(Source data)
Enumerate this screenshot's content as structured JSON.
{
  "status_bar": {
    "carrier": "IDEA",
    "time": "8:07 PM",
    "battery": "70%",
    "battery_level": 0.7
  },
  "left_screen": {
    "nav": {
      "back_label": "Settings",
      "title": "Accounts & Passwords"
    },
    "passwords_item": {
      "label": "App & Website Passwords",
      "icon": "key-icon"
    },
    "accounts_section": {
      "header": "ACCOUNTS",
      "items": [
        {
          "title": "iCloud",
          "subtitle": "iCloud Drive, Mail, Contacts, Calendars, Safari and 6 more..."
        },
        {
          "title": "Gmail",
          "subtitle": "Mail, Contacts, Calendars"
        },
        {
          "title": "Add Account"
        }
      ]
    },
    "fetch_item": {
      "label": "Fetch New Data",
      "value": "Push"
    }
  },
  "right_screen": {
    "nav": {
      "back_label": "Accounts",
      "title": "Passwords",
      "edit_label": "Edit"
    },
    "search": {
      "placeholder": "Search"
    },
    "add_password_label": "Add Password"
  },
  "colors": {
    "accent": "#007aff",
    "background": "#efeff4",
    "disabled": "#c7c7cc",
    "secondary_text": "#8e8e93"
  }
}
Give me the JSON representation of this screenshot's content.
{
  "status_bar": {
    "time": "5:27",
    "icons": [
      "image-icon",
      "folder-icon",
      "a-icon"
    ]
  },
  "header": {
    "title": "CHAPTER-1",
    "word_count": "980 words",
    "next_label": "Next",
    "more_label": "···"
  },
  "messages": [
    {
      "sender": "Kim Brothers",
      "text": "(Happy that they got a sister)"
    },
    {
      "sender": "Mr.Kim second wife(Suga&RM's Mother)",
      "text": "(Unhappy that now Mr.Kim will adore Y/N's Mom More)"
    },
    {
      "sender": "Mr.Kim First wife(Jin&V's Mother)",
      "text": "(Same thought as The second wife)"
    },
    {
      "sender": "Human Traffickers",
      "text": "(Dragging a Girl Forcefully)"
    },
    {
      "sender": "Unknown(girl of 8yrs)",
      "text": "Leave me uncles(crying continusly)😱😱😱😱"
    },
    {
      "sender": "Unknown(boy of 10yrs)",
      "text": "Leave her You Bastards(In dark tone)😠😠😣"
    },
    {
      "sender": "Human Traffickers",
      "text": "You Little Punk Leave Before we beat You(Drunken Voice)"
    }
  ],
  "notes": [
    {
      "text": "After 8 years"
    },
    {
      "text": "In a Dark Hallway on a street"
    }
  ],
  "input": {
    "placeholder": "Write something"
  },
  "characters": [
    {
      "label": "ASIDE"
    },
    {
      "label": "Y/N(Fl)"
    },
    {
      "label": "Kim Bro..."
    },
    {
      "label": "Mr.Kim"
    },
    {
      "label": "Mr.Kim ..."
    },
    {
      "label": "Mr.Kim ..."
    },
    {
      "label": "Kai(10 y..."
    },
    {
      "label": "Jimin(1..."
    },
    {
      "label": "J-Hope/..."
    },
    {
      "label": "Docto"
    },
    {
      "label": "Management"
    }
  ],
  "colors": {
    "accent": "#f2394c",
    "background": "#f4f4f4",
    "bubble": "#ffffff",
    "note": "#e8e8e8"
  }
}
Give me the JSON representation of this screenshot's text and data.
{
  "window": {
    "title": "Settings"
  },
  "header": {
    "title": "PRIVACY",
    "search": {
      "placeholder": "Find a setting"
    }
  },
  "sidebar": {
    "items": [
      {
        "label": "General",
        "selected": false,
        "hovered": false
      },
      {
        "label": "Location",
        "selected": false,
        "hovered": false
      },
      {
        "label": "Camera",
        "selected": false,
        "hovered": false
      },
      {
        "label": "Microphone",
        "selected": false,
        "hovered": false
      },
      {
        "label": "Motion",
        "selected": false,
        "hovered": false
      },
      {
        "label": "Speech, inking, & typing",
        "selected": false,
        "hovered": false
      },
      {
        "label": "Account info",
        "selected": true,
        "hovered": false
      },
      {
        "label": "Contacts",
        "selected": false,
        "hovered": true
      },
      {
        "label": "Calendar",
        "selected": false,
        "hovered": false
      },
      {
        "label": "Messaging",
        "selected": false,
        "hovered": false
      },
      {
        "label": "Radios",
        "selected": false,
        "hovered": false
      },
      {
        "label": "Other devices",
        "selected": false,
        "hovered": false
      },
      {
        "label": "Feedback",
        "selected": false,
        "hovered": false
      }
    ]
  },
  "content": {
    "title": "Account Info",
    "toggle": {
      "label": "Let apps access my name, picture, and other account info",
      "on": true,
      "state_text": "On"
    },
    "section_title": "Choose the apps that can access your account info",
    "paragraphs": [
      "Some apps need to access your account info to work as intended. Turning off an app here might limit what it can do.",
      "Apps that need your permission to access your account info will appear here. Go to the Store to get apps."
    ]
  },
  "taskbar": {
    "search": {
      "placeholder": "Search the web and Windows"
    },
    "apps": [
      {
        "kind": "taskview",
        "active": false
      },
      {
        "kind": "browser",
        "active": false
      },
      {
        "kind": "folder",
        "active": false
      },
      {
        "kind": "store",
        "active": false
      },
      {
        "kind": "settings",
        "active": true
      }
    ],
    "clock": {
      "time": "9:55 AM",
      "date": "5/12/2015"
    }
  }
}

▶ [Do this]
Quote each line of the listing above exactly.

▶ [Exercise solution]
Enumerate this screenshot's content as structured JSON.
{
  "status_bar": {
    "carrier": "IDEA",
    "time": "8:07 PM",
    "battery": "70%",
    "battery_level": 0.7
  },
  "left_screen": {
    "nav": {
      "back_label": "Settings",
      "title": "Accounts & Passwords"
    },
    "passwords_item": {
      "label": "App & Website Passwords",
      "icon": "key-icon"
    },
    "accounts_section": {
      "header": "ACCOUNTS",
      "items": [
        {
          "title": "iCloud",
          "subtitle": "iCloud Drive, Mail, Contacts, Calendars, Safari and 6 more..."
        },
        {
          "title": "Gmail",
          "subtitle": "Mail, Contacts, Calendars"
        },
        {
          "title": "Add Account"
        }
      ]
    },
    "fetch_item": {
      "label": "Fetch New Data",
      "value": "Push"
    }
  },
  "right_screen": {
    "nav": {
      "back_label": "Accounts",
      "title": "Passwords",
      "edit_label": "Edit"
    },
    "search": {
      "placeholder": "Search"
    },
    "add_password_label": "Add Password"
  },
  "colors": {
    "accent": "#007aff",
    "background": "#efeff4",
    "disabled": "#c7c7cc",
    "secondary_text": "#8e8e93"
  }
}
Give me the JSON representation of this screenshot's content.
{
  "status_bar": {
    "time": "5:27",
    "icons": [
      "image-icon",
      "folder-icon",
      "a-icon"
    ]
  },
  "header": {
    "title": "CHAPTER-1",
    "word_count": "980 words",
    "next_label": "Next",
    "more_label": "···"
  },
  "messages": [
    {
      "sender": "Kim Brothers",
      "text": "(Happy that they got a sister)"
    },
    {
      "sender": "Mr.Kim second wife(Suga&RM's Mother)",
      "text": "(Unhappy that now Mr.Kim will adore Y/N's Mom More)"
    },
    {
      "sender": "Mr.Kim First wife(Jin&V's Mother)",
      "text": "(Same thought as The second wife)"
    },
    {
      "sender": "Human Traffickers",
      "text": "(Dragging a Girl Forcefully)"
    },
    {
      "sender": "Unknown(girl of 8yrs)",
      "text": "Leave me uncles(crying continusly)😱😱😱😱"
    },
    {
      "sender": "Unknown(boy of 10yrs)",
      "text": "Leave her You Bastards(In dark tone)😠😠😣"
    },
    {
      "sender": "Human Traffickers",
      "text": "You Little Punk Leave Before we beat You(Drunken Voice)"
    }
  ],
  "notes": [
    {
      "text": "After 8 years"
    },
    {
      "text": "In a Dark Hallway on a street"
    }
  ],
  "input": {
    "placeholder": "Write something"
  },
  "characters": [
    {
      "label": "ASIDE"
    },
    {
      "label": "Y/N(Fl)"
    },
    {
      "label": "Kim Bro..."
    },
    {
      "label": "Mr.Kim"
    },
    {
      "label": "Mr.Kim ..."
    },
    {
      "label": "Mr.Kim ..."
    },
    {
      "label": "Kai(10 y..."
    },
    {
      "label": "Jimin(1..."
    },
    {
      "label": "J-Hope/..."
    },
    {
      "label": "Docto"
    },
    {
      "label": "Management"
    }
  ],
  "colors": {
    "accent": "#f2394c",
    "background": "#f4f4f4",
    "bubble": "#ffffff",
    "note": "#e8e8e8"
  }
}
Give me the JSON representation of this screenshot's text and data.
{
  "window": {
    "title": "Settings"
  },
  "header": {
    "title": "PRIVACY",
    "search": {
      "placeholder": "Find a setting"
    }
  },
  "sidebar": {
    "items": [
      {
        "label": "General",
        "selected": false,
        "hovered": false
      },
      {
        "label": "Location",
        "selected": false,
        "hovered": false
      },
      {
        "label": "Camera",
        "selected": false,
        "hovered": false
      },
      {
        "label": "Microphone",
        "selected": false,
        "hovered": false
      },
      {
        "label": "Motion",
        "selected": false,
        "hovered": false
      },
      {
        "label": "Speech, inking, & typing",
        "selected": false,
        "hovered": false
      },
      {
        "label": "Account info",
        "selected": true,
        "hovered": false
      },
      {
        "label": "Contacts",
        "selected": false,
        "hovered": true
      },
      {
        "label": "Calendar",
        "selected": false,
        "hovered": false
      },
      {
        "label": "Messaging",
        "selected": false,
        "hovered": false
      },
      {
        "label": "Radios",
        "selected": false,
        "hovered": false
      },
      {
        "label": "Other devices",
        "selected": false,
        "hovered": false
      },
      {
        "label": "Feedback",
        "selected": false,
        "hovered": false
      }
    ]
  },
  "content": {
    "title": "Account Info",
    "toggle": {
      "label": "Let apps access my name, picture, and other account info",
      "on": true,
      "state_text": "On"
    },
    "section_title": "Choose the apps that can access your account info",
    "paragraphs": [
      "Some apps need to access your account info to work as intended. Turning off an app here might limit what it can do.",
      "Apps that need your permission to access your account info will appear here. Go to the Store to get apps."
    ]
  },
  "taskbar": {
    "search": {
      "placeholder": "Search the web and Windows"
    },
    "apps": [
      {
        "kind": "taskview",
        "active": false
      },
      {
        "kind": "browser",
        "active": false
      },
      {
        "kind": "folder",
        "active": false
      },
      {
        "kind": "store",
        "active": false
      },
      {
        "kind": "settings",
        "active": true
      }
    ],
    "clock": {
      "time": "9:55 AM",
      "date": "5/12/2015"
    }
  }
}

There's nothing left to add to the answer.